Passage provided:
Gurudeva is a 2005 Indian romantic drama film directed by Jaffer. The music by Sabesh–Murali and produced by K. Kaliyamurthy. The film stars Jai Akash, along with Pranathi, Nassar, and Riyaz Khan. The film was filmed simultaneously in Tamil and Telugu as Guru. This film was released on  1 April 2005 under the banner of Sriselva Muthukumara Movies.

Plot 

The movie is about a street rowdy's love for a rich heiress. Guru (Jai Akash) is a street rowdy who hangs out in a mechanic shop owned by Mari (Nassar), a handicapped man who is the advisor to Guru. They lead a happy life. Deva (Pranathi) falls in love with him. Later they both decide to marry.

Cast 

 Jai Akash as Guru
 Pranathi as Deva
 Nassar as Mari
 Riyaz Khan as Deva's unwanted suitor
 Vijayakumar as Sundar (cameo appearance)
 Pandu
 Devadarshini as Deva's friend
 Madhan Bob as Doctor

Tamil version
 Dhamu as Poonai
 Muthukaalai as Guru's friend
 Vaiyapuri as Guru's friend
 Sabesh Karthik as Guru's friend
 Ilavarasu as Police officer
 Omakuchi Narasimhan
 Chelladurai
 Kovai Senthil as Priest
Telugu version
Srinivasa Reddy
Chitram Seenu as Guru's friend
Gautam Raju as Police officer

Production 
During the making of the Telugu version, an intimate scene was filmed between Jai Akash and Pranathi in the presence of the assistant director. Since the assistant director was unsatisfied with the shot, the shot was taken eight times. Jai Akash said that the scene was filmed enough times, and he slapped the assistant director after the assistant director did not agree.

Task 1:
Reproduce verbatim the lines of the entries from the line containing "dtg-marker-peak1 (209, 137, 217, 145)" up to and including the line containing "inset-x-tick-label: 200 (308, 487, 332, 503)".

Data for processing:
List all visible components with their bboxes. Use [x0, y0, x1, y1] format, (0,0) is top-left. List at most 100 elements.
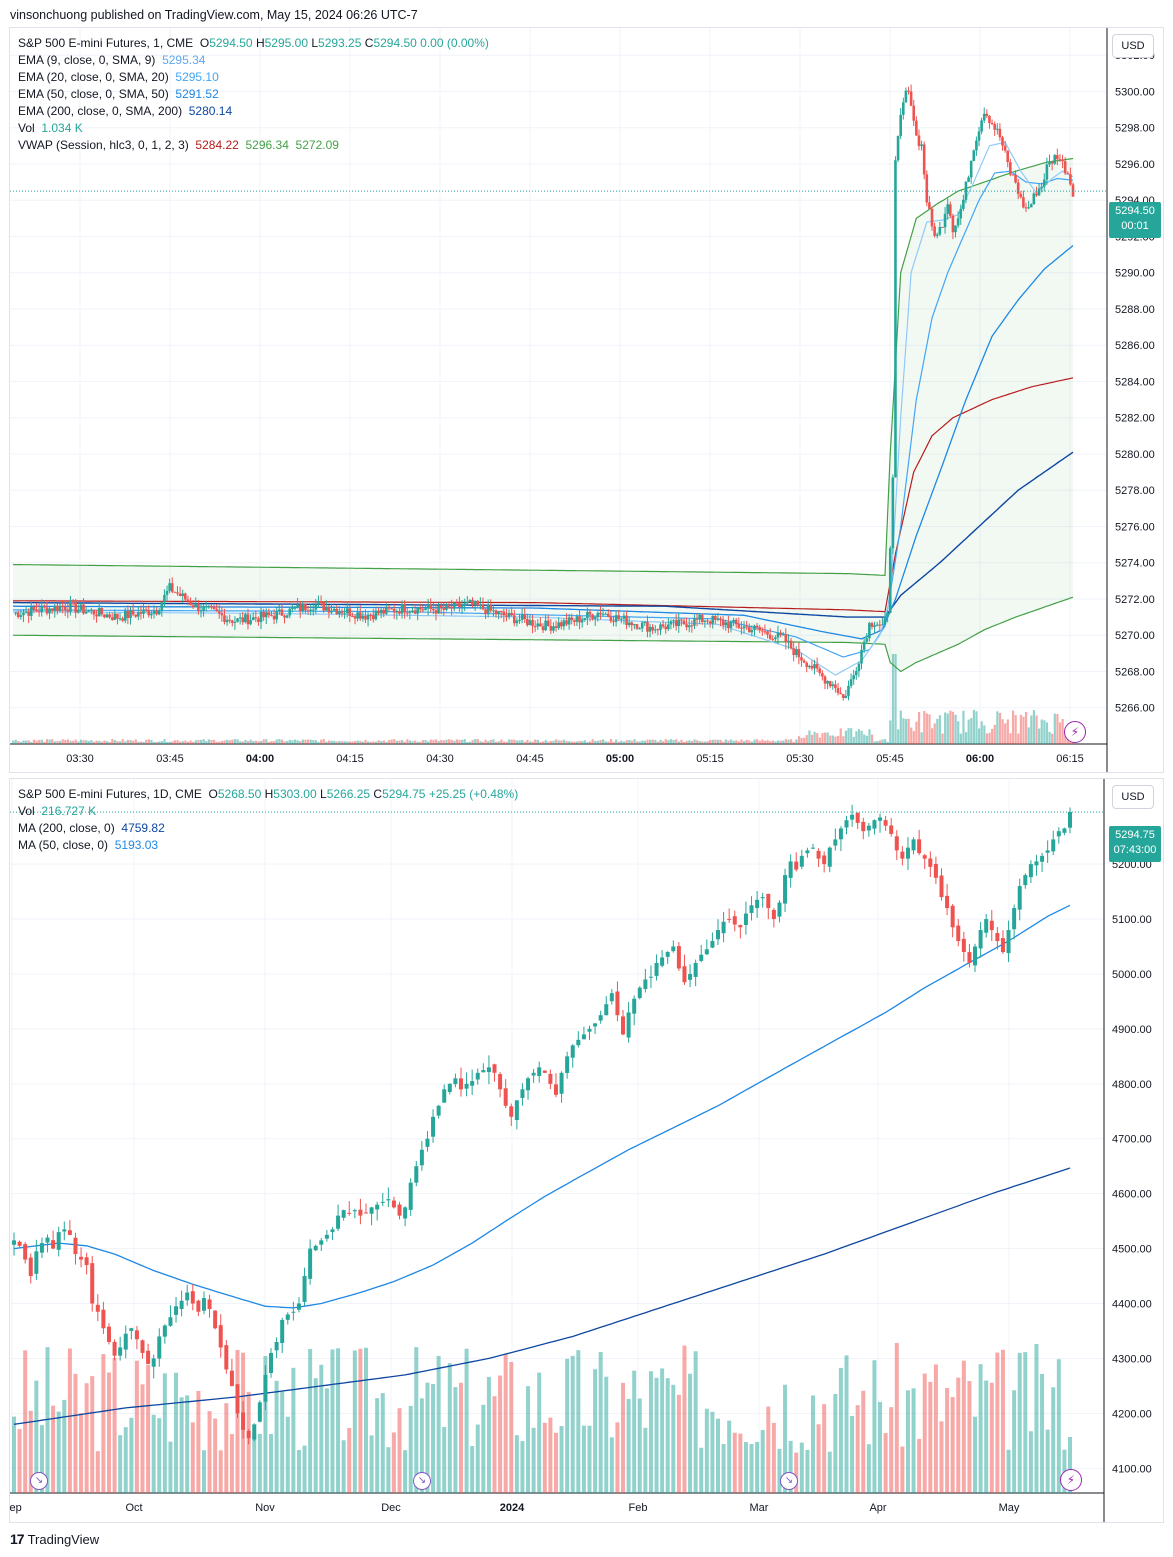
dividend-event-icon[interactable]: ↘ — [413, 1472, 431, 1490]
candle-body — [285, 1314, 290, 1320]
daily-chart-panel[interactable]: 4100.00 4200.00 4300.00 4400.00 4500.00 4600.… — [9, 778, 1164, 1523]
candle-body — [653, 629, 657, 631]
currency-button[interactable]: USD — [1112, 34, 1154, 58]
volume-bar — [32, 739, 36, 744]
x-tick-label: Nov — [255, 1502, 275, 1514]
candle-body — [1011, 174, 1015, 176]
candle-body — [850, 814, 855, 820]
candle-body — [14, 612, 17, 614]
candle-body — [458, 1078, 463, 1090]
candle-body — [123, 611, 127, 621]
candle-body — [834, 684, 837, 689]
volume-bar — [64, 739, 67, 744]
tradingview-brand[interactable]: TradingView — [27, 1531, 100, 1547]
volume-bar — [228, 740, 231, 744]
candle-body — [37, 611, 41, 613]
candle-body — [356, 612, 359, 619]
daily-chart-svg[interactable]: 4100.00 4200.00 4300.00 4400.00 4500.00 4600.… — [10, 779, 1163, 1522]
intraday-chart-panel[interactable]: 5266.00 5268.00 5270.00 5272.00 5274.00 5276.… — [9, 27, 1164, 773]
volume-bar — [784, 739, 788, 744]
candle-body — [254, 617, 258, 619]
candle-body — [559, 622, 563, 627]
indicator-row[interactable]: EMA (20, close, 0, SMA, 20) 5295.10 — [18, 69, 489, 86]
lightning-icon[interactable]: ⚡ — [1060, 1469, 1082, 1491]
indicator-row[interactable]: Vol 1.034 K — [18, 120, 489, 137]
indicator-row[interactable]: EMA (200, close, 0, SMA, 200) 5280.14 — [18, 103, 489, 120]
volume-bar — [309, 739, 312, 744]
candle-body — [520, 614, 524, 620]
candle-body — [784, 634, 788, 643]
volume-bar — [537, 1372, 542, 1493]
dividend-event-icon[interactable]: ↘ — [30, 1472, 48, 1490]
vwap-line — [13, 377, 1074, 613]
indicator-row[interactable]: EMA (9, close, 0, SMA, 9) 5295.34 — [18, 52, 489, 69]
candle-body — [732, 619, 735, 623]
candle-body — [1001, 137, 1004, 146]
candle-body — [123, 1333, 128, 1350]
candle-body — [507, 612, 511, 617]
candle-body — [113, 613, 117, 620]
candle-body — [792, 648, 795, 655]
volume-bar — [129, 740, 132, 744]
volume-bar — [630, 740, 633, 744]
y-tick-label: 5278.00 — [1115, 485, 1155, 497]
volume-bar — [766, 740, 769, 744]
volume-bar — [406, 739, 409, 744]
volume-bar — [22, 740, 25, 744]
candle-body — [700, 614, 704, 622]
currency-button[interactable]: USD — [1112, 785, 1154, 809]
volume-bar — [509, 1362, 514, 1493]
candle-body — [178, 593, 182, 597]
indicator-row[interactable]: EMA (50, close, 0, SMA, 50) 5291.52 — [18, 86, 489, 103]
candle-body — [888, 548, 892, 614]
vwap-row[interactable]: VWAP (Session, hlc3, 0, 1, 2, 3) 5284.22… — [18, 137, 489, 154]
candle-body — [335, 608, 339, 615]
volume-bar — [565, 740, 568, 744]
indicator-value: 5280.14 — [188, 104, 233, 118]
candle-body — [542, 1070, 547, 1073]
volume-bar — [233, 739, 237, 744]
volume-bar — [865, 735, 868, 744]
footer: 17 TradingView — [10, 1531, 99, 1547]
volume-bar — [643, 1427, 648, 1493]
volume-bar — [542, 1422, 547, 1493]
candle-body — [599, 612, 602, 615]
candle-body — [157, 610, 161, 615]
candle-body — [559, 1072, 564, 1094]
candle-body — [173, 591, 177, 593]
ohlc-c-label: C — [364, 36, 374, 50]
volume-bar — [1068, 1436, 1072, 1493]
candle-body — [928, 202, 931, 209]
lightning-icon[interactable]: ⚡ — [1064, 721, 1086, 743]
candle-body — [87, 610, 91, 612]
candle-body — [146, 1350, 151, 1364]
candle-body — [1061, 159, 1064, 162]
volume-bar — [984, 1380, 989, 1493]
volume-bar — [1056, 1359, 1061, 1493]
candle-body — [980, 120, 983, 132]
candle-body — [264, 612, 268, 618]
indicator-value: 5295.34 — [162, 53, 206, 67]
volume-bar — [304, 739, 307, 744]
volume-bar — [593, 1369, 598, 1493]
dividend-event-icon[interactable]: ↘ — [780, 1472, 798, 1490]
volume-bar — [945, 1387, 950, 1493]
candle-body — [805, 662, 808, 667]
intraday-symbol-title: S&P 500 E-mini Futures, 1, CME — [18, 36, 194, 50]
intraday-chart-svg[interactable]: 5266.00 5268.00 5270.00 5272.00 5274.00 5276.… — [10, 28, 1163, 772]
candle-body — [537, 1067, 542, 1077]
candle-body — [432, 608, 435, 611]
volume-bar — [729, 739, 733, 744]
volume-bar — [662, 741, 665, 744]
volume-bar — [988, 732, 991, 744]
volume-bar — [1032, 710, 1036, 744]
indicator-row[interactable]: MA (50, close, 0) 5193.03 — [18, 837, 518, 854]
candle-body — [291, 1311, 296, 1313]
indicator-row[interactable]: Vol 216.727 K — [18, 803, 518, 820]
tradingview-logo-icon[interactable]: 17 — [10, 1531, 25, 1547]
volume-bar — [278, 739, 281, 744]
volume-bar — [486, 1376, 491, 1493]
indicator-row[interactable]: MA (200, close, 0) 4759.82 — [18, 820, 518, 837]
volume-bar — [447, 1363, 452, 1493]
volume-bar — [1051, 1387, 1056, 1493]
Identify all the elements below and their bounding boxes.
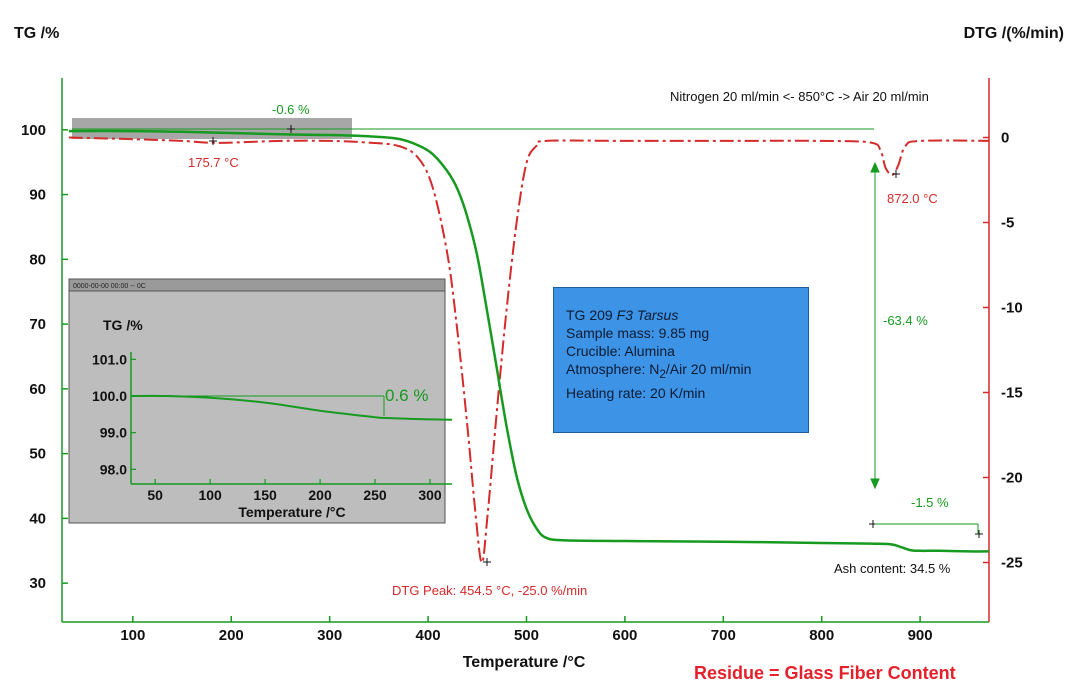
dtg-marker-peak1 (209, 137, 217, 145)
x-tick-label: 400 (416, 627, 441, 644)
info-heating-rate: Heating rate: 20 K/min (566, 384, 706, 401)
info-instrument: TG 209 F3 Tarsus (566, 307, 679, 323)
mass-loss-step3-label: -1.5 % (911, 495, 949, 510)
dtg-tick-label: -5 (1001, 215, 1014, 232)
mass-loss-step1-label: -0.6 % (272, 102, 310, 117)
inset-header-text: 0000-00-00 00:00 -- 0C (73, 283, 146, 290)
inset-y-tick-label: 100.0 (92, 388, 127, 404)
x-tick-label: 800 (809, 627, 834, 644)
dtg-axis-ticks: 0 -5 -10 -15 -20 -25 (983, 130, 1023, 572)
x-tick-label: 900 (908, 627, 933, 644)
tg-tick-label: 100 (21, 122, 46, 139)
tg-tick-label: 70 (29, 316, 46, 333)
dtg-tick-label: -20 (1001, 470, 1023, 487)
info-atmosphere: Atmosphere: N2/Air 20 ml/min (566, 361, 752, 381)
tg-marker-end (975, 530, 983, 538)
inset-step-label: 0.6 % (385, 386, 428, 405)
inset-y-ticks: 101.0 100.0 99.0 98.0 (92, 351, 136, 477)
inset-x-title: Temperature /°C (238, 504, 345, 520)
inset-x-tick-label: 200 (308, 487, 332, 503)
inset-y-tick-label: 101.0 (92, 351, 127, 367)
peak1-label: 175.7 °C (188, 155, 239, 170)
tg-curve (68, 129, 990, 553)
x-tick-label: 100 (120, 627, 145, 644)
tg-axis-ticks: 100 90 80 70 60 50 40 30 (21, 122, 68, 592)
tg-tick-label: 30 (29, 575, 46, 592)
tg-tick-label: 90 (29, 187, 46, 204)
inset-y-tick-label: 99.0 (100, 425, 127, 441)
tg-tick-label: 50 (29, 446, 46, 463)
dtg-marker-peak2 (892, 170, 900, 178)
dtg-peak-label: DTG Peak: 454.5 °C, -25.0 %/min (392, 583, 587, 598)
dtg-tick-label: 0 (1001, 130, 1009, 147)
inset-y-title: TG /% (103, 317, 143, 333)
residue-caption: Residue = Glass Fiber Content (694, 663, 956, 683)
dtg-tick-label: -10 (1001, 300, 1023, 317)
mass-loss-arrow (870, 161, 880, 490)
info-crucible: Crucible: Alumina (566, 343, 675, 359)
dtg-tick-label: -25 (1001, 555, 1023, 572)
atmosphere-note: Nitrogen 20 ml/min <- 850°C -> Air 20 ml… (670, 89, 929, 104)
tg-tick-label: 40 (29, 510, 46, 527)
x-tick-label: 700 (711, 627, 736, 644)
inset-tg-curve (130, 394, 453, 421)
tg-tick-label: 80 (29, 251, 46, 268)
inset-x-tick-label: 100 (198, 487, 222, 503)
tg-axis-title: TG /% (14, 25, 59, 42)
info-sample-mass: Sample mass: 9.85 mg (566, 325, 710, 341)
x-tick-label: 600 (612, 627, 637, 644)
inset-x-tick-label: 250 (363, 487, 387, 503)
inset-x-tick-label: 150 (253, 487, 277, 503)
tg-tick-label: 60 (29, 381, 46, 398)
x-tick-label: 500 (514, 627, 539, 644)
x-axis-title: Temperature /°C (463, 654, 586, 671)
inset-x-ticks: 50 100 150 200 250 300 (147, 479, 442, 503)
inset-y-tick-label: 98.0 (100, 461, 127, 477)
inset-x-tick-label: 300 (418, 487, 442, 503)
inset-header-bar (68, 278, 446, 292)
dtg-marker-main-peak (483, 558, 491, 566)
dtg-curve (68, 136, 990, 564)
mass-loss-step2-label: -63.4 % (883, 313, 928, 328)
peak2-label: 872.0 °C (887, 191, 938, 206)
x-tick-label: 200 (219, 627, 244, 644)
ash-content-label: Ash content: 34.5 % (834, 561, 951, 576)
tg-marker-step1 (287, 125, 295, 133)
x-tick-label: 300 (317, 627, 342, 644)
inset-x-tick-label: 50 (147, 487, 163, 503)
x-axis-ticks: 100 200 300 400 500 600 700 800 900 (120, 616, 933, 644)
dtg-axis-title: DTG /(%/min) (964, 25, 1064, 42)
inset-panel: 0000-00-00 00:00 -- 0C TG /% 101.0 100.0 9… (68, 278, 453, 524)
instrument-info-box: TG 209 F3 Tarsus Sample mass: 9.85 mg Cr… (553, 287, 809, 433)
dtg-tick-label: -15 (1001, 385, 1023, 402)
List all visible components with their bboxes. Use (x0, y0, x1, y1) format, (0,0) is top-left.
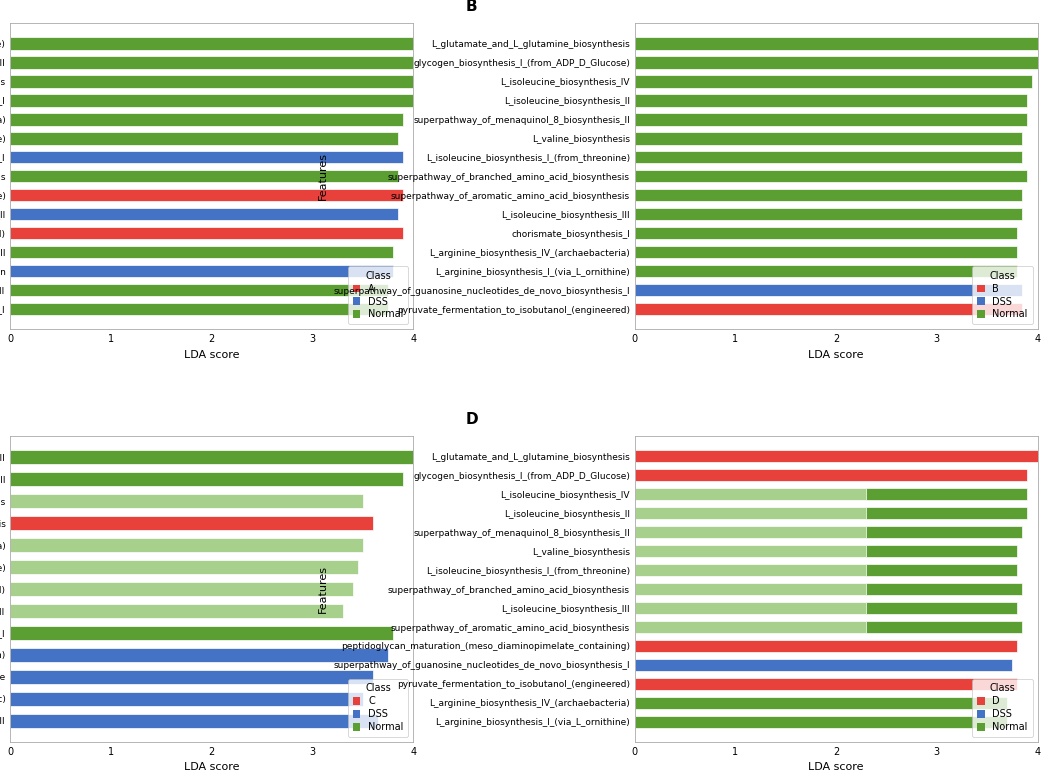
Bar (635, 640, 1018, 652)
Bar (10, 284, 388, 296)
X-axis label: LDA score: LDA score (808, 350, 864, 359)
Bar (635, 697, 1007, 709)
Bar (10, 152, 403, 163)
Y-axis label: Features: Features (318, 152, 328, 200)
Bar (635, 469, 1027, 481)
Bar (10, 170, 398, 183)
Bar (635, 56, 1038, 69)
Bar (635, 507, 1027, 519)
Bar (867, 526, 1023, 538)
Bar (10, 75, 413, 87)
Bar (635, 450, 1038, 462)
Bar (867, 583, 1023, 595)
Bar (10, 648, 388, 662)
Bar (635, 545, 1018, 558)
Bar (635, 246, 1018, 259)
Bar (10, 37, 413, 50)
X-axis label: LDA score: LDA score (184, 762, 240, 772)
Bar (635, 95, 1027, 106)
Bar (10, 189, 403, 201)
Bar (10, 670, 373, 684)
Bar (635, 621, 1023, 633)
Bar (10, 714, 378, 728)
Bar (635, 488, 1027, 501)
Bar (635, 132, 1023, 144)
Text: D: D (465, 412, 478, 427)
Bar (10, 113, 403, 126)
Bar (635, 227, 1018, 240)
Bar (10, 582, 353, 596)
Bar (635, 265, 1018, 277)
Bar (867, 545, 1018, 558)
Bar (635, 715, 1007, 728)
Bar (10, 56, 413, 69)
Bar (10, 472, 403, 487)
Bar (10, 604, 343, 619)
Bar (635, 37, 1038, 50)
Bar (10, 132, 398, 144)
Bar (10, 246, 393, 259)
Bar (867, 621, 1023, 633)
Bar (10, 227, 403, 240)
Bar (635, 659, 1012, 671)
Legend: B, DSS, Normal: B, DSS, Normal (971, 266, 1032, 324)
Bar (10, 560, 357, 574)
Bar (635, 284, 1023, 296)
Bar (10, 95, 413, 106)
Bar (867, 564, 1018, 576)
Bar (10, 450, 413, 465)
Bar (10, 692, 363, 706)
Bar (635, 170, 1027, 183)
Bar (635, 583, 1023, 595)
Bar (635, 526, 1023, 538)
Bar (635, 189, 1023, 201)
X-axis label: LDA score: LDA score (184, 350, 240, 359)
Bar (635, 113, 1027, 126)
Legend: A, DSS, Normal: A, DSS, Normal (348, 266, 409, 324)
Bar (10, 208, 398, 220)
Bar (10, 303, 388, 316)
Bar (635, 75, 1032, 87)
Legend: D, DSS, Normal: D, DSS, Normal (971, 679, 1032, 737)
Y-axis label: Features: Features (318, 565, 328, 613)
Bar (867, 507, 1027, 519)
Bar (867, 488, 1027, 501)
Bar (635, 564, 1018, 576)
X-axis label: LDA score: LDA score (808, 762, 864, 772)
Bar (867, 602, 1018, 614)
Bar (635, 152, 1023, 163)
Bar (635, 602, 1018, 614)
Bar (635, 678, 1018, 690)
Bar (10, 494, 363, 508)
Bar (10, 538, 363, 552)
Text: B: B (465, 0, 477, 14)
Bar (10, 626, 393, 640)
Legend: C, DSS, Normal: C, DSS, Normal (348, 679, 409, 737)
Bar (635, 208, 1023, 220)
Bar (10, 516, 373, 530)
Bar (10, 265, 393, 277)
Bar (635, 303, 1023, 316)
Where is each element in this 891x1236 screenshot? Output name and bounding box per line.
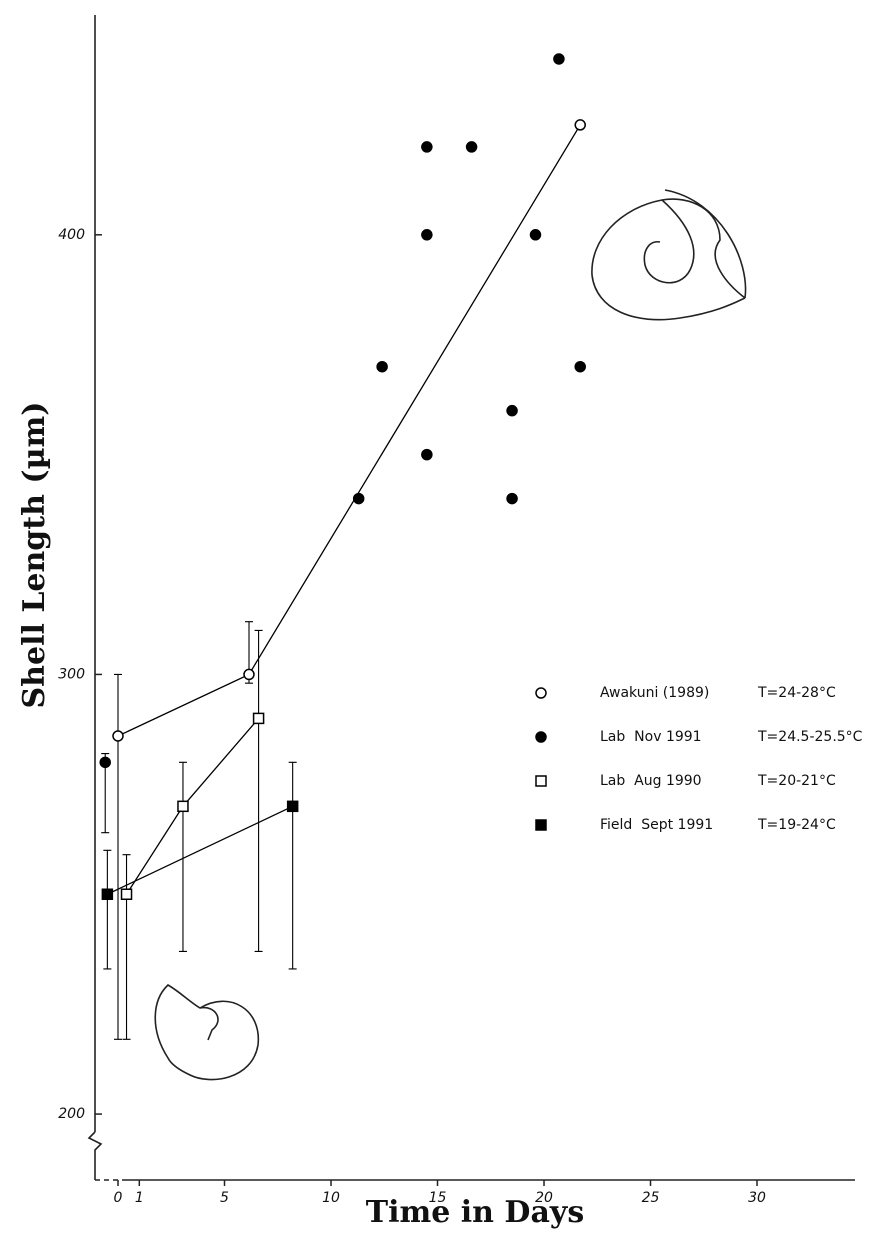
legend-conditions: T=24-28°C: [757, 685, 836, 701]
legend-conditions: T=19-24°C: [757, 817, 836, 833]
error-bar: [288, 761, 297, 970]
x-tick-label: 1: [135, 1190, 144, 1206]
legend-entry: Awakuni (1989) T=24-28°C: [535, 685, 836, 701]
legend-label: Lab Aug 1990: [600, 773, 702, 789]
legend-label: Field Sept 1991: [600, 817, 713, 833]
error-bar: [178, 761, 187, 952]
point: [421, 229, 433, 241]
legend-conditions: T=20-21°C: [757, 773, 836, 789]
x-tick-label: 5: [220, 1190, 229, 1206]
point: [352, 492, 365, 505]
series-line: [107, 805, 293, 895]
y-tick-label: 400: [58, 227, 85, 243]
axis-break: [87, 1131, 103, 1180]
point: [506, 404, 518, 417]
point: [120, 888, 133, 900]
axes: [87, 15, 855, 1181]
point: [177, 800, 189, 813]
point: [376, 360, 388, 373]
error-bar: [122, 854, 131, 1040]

Task 2:
For each statement, answer yes or no according to the article on the film Gurudeva and quote the words of the article that decide it: (a) Mari owns the mechanic shop where Guru spends his time; (b) the intimate scene in the Telugu version was shot five times; (c) the film's music was composed by Jaffer.

Exercise output 1:
dtg-marker-peak1 (209, 137, 217, 145)
x-tick-label: 400 (416, 627, 441, 644)
info-heating-rate: Heating rate: 20 K/min (566, 384, 706, 401)
info-instrument: TG 209 F3 Tarsus (566, 307, 679, 323)
mass-loss-step3-label: -1.5 % (911, 495, 949, 510)
dtg-tick-label: -5 (1001, 215, 1014, 232)
mass-loss-step1-label: -0.6 % (272, 102, 310, 117)
inset-header-text: 0000-00-00 00:00 -- 0C (73, 283, 146, 290)
inset-y-tick-label: 100.0 (92, 388, 127, 404)
x-tick-label: 800 (809, 627, 834, 644)
dtg-axis-ticks: 0 -5 -10 -15 -20 -25 (983, 130, 1023, 572)
x-tick-label: 900 (908, 627, 933, 644)
tg-tick-label: 100 (21, 122, 46, 139)
tg-tick-label: 70 (29, 316, 46, 333)
dtg-tick-label: -20 (1001, 470, 1023, 487)
info-atmosphere: Atmosphere: N2/Air 20 ml/min (566, 361, 752, 381)
tg-marker-end (975, 530, 983, 538)
inset-step-label: 0.6 % (385, 386, 428, 405)
inset-y-ticks: 101.0 100.0 99.0 98.0 (92, 351, 136, 477)
inset-x-title: Temperature /°C (238, 504, 345, 520)
inset-x-tick-label: 200 (308, 487, 332, 503)

Exercise output 2:
(a) Yes: "a mechanic shop owned by Mari (Nassar)"
(b) No: "the shot was taken eight times"
(c) No: "The music by Sabesh–Murali"